#### Task:
Repeat the whole of the data, keeping every detail the same.
::::::
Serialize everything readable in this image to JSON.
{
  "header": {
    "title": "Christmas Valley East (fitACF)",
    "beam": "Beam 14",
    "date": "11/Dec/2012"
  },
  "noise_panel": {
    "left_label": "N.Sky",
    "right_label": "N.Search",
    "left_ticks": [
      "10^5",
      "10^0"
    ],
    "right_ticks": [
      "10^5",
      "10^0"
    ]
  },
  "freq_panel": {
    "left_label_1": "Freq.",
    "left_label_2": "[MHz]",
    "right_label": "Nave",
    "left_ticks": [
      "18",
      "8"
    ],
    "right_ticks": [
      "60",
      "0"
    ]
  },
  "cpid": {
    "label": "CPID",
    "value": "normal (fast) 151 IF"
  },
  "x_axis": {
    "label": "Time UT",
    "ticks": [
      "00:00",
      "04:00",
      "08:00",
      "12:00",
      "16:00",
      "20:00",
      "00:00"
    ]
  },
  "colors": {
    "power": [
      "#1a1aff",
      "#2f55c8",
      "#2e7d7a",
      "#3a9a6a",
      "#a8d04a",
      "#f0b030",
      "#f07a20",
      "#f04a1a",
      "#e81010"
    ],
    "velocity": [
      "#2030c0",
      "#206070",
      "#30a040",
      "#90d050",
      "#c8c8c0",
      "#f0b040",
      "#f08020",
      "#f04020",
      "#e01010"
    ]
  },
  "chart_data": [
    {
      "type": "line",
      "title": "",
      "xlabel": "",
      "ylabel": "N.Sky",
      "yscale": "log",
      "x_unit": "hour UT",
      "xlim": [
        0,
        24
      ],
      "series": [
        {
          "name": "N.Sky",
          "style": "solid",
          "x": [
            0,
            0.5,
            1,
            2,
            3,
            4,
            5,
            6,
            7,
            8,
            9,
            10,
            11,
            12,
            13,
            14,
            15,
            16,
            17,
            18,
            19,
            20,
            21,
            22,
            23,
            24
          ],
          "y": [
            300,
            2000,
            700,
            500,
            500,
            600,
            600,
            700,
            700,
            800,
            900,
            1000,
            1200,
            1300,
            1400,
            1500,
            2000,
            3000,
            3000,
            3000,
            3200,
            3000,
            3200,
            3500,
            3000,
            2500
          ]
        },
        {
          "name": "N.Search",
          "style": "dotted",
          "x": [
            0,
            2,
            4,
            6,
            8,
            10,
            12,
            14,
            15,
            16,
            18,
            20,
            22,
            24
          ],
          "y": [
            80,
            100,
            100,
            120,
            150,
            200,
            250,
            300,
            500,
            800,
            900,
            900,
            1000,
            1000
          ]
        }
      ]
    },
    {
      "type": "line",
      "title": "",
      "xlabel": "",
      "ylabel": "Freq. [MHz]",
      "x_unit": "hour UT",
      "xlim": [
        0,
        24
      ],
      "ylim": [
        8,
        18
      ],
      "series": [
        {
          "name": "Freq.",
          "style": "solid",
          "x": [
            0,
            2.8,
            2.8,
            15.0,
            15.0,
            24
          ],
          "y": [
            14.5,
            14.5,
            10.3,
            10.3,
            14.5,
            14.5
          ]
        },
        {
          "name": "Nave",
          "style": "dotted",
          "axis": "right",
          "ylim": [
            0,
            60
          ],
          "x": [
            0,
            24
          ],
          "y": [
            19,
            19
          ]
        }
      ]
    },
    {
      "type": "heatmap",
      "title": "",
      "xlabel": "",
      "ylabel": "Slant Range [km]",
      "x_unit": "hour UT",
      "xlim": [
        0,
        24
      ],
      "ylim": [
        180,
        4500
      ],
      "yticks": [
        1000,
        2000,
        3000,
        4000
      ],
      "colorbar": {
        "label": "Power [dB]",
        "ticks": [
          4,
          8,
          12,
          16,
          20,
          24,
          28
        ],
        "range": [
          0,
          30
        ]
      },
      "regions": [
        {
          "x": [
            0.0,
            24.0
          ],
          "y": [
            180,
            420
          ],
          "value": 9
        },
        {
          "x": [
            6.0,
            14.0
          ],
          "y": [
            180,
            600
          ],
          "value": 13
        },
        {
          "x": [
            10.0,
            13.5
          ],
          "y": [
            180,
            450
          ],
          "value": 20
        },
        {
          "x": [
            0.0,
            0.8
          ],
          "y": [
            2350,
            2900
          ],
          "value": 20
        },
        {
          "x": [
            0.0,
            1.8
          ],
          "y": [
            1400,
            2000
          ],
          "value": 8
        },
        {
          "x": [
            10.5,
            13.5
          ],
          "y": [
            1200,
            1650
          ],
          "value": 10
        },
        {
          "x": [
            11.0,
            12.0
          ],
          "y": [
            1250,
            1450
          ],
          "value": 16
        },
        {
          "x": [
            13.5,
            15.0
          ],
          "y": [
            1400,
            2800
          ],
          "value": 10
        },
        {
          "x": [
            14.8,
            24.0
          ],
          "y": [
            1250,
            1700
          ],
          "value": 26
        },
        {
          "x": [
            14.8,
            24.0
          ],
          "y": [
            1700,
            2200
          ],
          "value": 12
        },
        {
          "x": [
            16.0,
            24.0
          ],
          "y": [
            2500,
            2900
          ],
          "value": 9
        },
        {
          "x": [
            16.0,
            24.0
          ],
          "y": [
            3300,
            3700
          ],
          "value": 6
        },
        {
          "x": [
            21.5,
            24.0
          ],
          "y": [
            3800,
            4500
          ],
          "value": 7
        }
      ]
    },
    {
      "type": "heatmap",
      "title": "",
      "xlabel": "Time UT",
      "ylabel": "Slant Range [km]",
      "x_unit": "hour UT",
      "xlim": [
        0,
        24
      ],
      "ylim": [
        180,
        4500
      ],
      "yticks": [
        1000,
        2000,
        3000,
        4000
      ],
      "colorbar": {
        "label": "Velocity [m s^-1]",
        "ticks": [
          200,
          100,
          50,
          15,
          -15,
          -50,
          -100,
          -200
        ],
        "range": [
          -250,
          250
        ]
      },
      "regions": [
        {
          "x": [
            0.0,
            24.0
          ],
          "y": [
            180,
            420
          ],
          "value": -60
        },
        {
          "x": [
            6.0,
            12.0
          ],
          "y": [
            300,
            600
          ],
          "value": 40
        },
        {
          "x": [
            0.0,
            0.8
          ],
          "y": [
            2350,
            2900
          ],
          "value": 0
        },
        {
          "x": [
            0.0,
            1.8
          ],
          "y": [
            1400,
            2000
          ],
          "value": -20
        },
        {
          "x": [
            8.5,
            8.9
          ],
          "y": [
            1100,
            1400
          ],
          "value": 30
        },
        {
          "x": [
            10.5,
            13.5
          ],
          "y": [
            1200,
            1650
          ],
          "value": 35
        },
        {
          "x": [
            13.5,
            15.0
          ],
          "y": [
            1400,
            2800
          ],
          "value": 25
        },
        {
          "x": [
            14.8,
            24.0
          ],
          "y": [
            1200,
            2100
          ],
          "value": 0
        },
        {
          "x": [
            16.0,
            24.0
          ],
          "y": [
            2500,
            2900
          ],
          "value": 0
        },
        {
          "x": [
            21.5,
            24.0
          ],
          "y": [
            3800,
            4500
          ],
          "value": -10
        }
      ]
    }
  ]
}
::::::
#### Written solution:
Serialize everything readable in this image to JSON.
{
  "header": {
    "title": "Christmas Valley East (fitACF)",
    "beam": "Beam 14",
    "date": "11/Dec/2012"
  },
  "noise_panel": {
    "left_label": "N.Sky",
    "right_label": "N.Search",
    "left_ticks": [
      "10^5",
      "10^0"
    ],
    "right_ticks": [
      "10^5",
      "10^0"
    ]
  },
  "freq_panel": {
    "left_label_1": "Freq.",
    "left_label_2": "[MHz]",
    "right_label": "Nave",
    "left_ticks": [
      "18",
      "8"
    ],
    "right_ticks": [
      "60",
      "0"
    ]
  },
  "cpid": {
    "label": "CPID",
    "value": "normal (fast) 151 IF"
  },
  "x_axis": {
    "label": "Time UT",
    "ticks": [
      "00:00",
      "04:00",
      "08:00",
      "12:00",
      "16:00",
      "20:00",
      "00:00"
    ]
  },
  "colors": {
    "power": [
      "#1a1aff",
      "#2f55c8",
      "#2e7d7a",
      "#3a9a6a",
      "#a8d04a",
      "#f0b030",
      "#f07a20",
      "#f04a1a",
      "#e81010"
    ],
    "velocity": [
      "#2030c0",
      "#206070",
      "#30a040",
      "#90d050",
      "#c8c8c0",
      "#f0b040",
      "#f08020",
      "#f04020",
      "#e01010"
    ]
  },
  "chart_data": [
    {
      "type": "line",
      "title": "",
      "xlabel": "",
      "ylabel": "N.Sky",
      "yscale": "log",
      "x_unit": "hour UT",
      "xlim": [
        0,
        24
      ],
      "series": [
        {
          "name": "N.Sky",
          "style": "solid",
          "x": [
            0,
            0.5,
            1,
            2,
            3,
            4,
            5,
            6,
            7,
            8,
            9,
            10,
            11,
            12,
            13,
            14,
            15,
            16,
            17,
            18,
            19,
            20,
            21,
            22,
            23,
            24
          ],
          "y": [
            300,
            2000,
            700,
            500,
            500,
            600,
            600,
            700,
            700,
            800,
            900,
            1000,
            1200,
            1300,
            1400,
            1500,
            2000,
            3000,
            3000,
            3000,
            3200,
            3000,
            3200,
            3500,
            3000,
            2500
          ]
        },
        {
          "name": "N.Search",
          "style": "dotted",
          "x": [
            0,
            2,
            4,
            6,
            8,
            10,
            12,
            14,
            15,
            16,
            18,
            20,
            22,
            24
          ],
          "y": [
            80,
            100,
            100,
            120,
            150,
            200,
            250,
            300,
            500,
            800,
            900,
            900,
            1000,
            1000
          ]
        }
      ]
    },
    {
      "type": "line",
      "title": "",
      "xlabel": "",
      "ylabel": "Freq. [MHz]",
      "x_unit": "hour UT",
      "xlim": [
        0,
        24
      ],
      "ylim": [
        8,
        18
      ],
      "series": [
        {
          "name": "Freq.",
          "style": "solid",
          "x": [
            0,
            2.8,
            2.8,
            15.0,
            15.0,
            24
          ],
          "y": [
            14.5,
            14.5,
            10.3,
            10.3,
            14.5,
            14.5
          ]
        },
        {
          "name": "Nave",
          "style": "dotted",
          "axis": "right",
          "ylim": [
            0,
            60
          ],
          "x": [
            0,
            24
          ],
          "y": [
            19,
            19
          ]
        }
      ]
    },
    {
      "type": "heatmap",
      "title": "",
      "xlabel": "",
      "ylabel": "Slant Range [km]",
      "x_unit": "hour UT",
      "xlim": [
        0,
        24
      ],
      "ylim": [
        180,
        4500
      ],
      "yticks": [
        1000,
        2000,
        3000,
        4000
      ],
      "colorbar": {
        "label": "Power [dB]",
        "ticks": [
          4,
          8,
          12,
          16,
          20,
          24,
          28
        ],
        "range": [
          0,
          30
        ]
      },
      "regions": [
        {
          "x": [
            0.0,
            24.0
          ],
          "y": [
            180,
            420
          ],
          "value": 9
        },
        {
          "x": [
            6.0,
            14.0
          ],
          "y": [
            180,
            600
          ],
          "value": 13
        },
        {
          "x": [
            10.0,
            13.5
          ],
          "y": [
            180,
            450
          ],
          "value": 20
        },
        {
          "x": [
            0.0,
            0.8
          ],
          "y": [
            2350,
            2900
          ],
          "value": 20
        },
        {
          "x": [
            0.0,
            1.8
          ],
          "y": [
            1400,
            2000
          ],
          "value": 8
        },
        {
          "x": [
            10.5,
            13.5
          ],
          "y": [
            1200,
            1650
          ],
          "value": 10
        },
        {
          "x": [
            11.0,
            12.0
          ],
          "y": [
            1250,
            1450
          ],
          "value": 16
        },
        {
          "x": [
            13.5,
            15.0
          ],
          "y": [
            1400,
            2800
          ],
          "value": 10
        },
        {
          "x": [
            14.8,
            24.0
          ],
          "y": [
            1250,
            1700
          ],
          "value": 26
        },
        {
          "x": [
            14.8,
            24.0
          ],
          "y": [
            1700,
            2200
          ],
          "value": 12
        },
        {
          "x": [
            16.0,
            24.0
          ],
          "y": [
            2500,
            2900
          ],
          "value": 9
        },
        {
          "x": [
            16.0,
            24.0
          ],
          "y": [
            3300,
            3700
          ],
          "value": 6
        },
        {
          "x": [
            21.5,
            24.0
          ],
          "y": [
            3800,
            4500
          ],
          "value": 7
        }
      ]
    },
    {
      "type": "heatmap",
      "title": "",
      "xlabel": "Time UT",
      "ylabel": "Slant Range [km]",
      "x_unit": "hour UT",
      "xlim": [
        0,
        24
      ],
      "ylim": [
        180,
        4500
      ],
      "yticks": [
        1000,
        2000,
        3000,
        4000
      ],
      "colorbar": {
        "label": "Velocity [m s^-1]",
        "ticks": [
          200,
          100,
          50,
          15,
          -15,
          -50,
          -100,
          -200
        ],
        "range": [
          -250,
          250
        ]
      },
      "regions": [
        {
          "x": [
            0.0,
            24.0
          ],
          "y": [
            180,
            420
          ],
          "value": -60
        },
        {
          "x": [
            6.0,
            12.0
          ],
          "y": [
            300,
            600
          ],
          "value": 40
        },
        {
          "x": [
            0.0,
            0.8
          ],
          "y": [
            2350,
            2900
          ],
          "value": 0
        },
        {
          "x": [
            0.0,
            1.8
          ],
          "y": [
            1400,
            2000
          ],
          "value": -20
        },
        {
          "x": [
            8.5,
            8.9
          ],
          "y": [
            1100,
            1400
          ],
          "value": 30
        },
        {
          "x": [
            10.5,
            13.5
          ],
          "y": [
            1200,
            1650
          ],
          "value": 35
        },
        {
          "x": [
            13.5,
            15.0
          ],
          "y": [
            1400,
            2800
          ],
          "value": 25
        },
        {
          "x": [
            14.8,
            24.0
          ],
          "y": [
            1200,
            2100
          ],
          "value": 0
        },
        {
          "x": [
            16.0,
            24.0
          ],
          "y": [
            2500,
            2900
          ],
          "value": 0
        },
        {
          "x": [
            21.5,
            24.0
          ],
          "y": [
            3800,
            4500
          ],
          "value": -10
        }
      ]
    }
  ]
}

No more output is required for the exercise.